Task to complete: For every line in the records that has the word "color", make a copy.

## Begin Data supplied

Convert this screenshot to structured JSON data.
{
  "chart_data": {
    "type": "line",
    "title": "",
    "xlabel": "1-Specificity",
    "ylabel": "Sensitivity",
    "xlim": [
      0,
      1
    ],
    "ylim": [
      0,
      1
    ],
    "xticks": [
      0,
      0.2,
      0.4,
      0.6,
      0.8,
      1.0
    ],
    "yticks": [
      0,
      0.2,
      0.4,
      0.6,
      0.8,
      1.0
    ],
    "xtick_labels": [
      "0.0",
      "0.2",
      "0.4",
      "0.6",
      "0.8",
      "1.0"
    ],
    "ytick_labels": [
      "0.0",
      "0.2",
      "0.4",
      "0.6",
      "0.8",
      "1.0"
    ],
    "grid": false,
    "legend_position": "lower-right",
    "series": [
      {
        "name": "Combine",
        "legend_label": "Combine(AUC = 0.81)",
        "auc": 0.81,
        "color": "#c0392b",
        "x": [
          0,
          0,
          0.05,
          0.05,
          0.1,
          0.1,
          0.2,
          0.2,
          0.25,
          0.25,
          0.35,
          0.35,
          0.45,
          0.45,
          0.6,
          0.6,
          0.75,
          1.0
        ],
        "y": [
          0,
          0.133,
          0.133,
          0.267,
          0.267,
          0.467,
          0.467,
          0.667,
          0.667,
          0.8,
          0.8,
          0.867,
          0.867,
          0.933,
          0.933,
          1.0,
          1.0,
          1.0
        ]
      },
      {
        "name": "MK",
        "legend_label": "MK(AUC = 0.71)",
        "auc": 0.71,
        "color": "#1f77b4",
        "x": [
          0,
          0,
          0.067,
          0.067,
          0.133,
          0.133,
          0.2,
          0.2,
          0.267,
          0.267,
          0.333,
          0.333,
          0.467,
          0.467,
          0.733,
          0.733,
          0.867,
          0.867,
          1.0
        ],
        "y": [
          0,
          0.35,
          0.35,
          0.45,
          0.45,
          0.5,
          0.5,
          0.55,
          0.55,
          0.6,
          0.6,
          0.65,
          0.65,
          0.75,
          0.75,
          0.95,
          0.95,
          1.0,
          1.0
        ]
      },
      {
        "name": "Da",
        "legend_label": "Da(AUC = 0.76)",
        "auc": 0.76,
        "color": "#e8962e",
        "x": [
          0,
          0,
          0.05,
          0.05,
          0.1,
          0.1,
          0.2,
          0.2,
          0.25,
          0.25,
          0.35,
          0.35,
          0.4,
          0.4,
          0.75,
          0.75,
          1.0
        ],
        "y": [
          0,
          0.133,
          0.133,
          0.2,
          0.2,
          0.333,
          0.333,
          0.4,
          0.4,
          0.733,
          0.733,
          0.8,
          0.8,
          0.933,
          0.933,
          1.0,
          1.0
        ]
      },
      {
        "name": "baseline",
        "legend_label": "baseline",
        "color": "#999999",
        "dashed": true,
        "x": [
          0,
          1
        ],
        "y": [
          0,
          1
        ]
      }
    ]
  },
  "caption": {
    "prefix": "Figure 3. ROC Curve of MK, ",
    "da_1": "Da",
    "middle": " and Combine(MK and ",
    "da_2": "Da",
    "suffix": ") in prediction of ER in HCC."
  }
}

## End Data supplied

Finished exercise:
        "color": "#c0392b",
        "color": "#1f77b4",
        "color": "#e8962e",
        "color": "#999999",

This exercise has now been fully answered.